= Passage to read =
....
PT is something seriously lacking, and needs to be addressed. There's something to be said when an entire PL can complete the 13k BET under time, without anyone falling out, or falling behind. Some people think its a summer camp, and that impression needs to change.


----------



## Sig_Des (28 Aug 2004)

> PT is something seriously lacking, and needs to be addressed. There's something to be said when an entire PL can complete the 13k BET under time, without anyone falling out, or falling behind. Some people think its a summer camp, and that impression needs to change.



Man, I totally agree. Some guys from the unit I'm in and I have actually decided to do a 13k ruck on our own. We felt deprived. And I'm aware that the instructors aren't at fault here. The orders to cut the physical dmands trickle from the top. I just felt a little cheated. I was expecting a huge physical challenge, but did less pt than I do in practice for my local Rugby club.


----------



## skura (29 Aug 2004)

But the basics all stay the same, right?   The push-ups, sit-ups, chin ups, running (well, not so much running it seems, but the other three things mentioned, they wouldn't be taken out or given lower standards as well would they)?

What about training required for certain trades...are they being altered as well or the just the BMQ/SQ standards / testing?

::EDIT:: I guess the basics ARE being changed, this is basic training afterall...


----------



## PuckChaser (29 Aug 2004)

I don't know if the difficultly level is going down, but a lot of things are changing over at CFSCE. We had an hour long critique written up about my 5's, just from the changes that were made and tested on us.


----------



## Sig_Des (1 Sep 2004)

> But the basics all stay the same, right?  The push-ups, sit-ups, chin ups, running (well, not so much running it seems, but the other three things mentioned, they wouldn't be taken out or given lower standards as well would they)?



Push-ups we did a lot of. Sit ups, very rarely, and chin-ups, well.... we had to do as many as we could on our evaluating pt test on the first week. After that, it was as many as you want to do in the Shacks


----------



## ackland (1 Sep 2004)
....
= Supplied information =

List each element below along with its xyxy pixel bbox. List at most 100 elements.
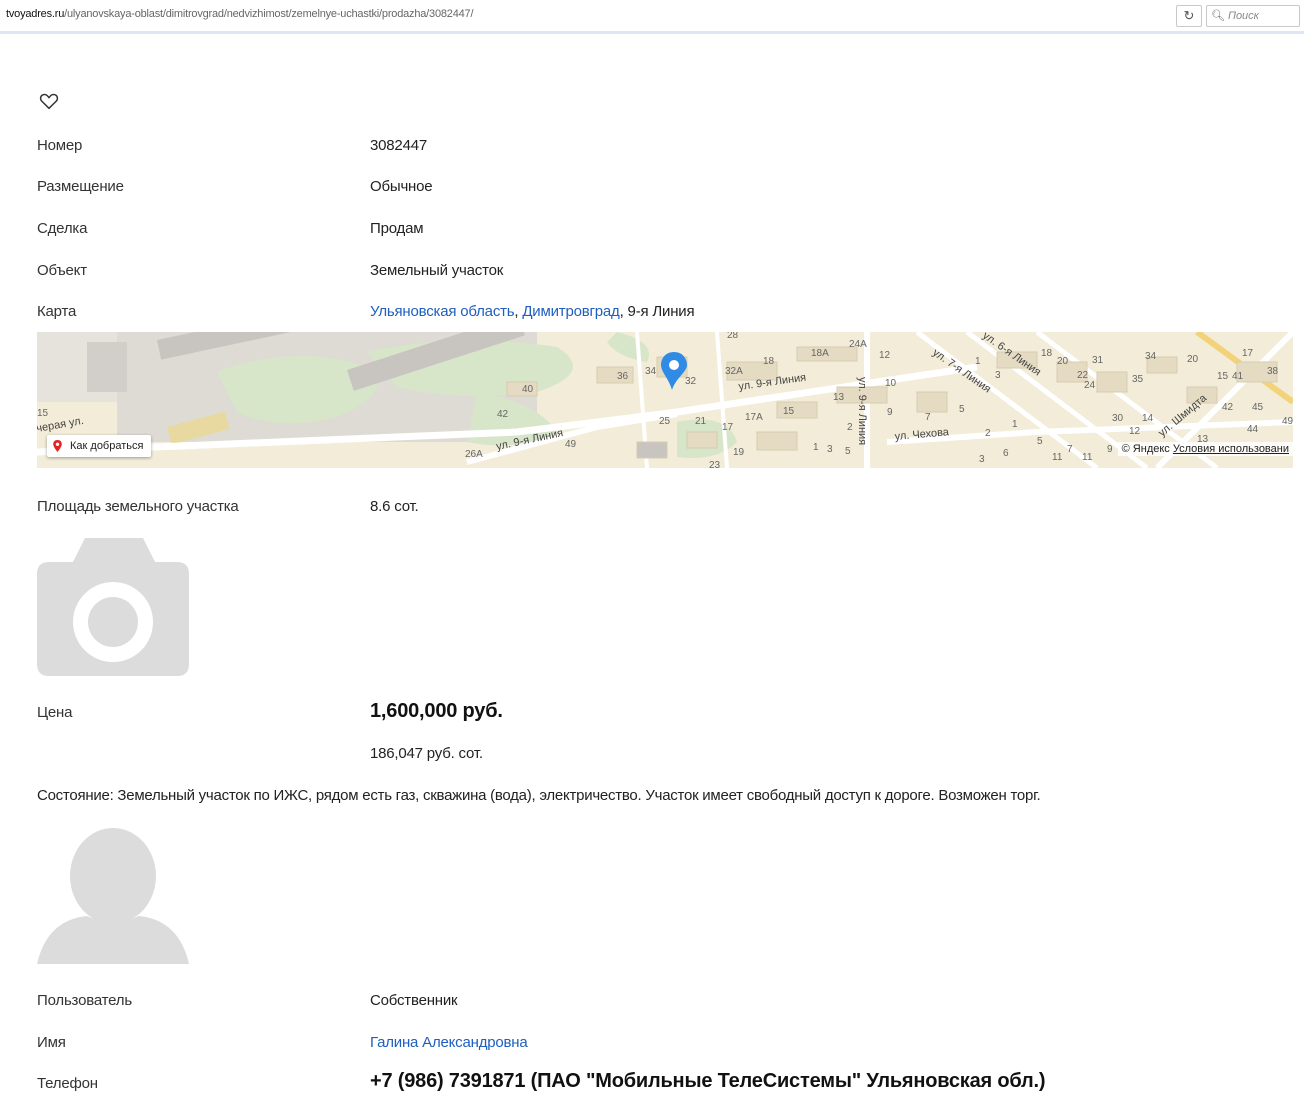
....
= Given task =
Write out the part of the forum thread on basic training fitness that starts at "Man, I totally" and ends at "skura (29 Aug 2004)". The data has nothing to do with this.

= Exercise output =
Man, I totally agree. Some guys from the unit I'm in and I have actually decided to do a 13k ruck on our own. We felt deprived. And I'm aware that the instructors aren't at fault here. The orders to cut the physical dmands trickle from the top. I just felt a little cheated. I was expecting a huge physical challenge, but did less pt than I do in practice for my local Rugby club.


----------



## skura (29 Aug 2004)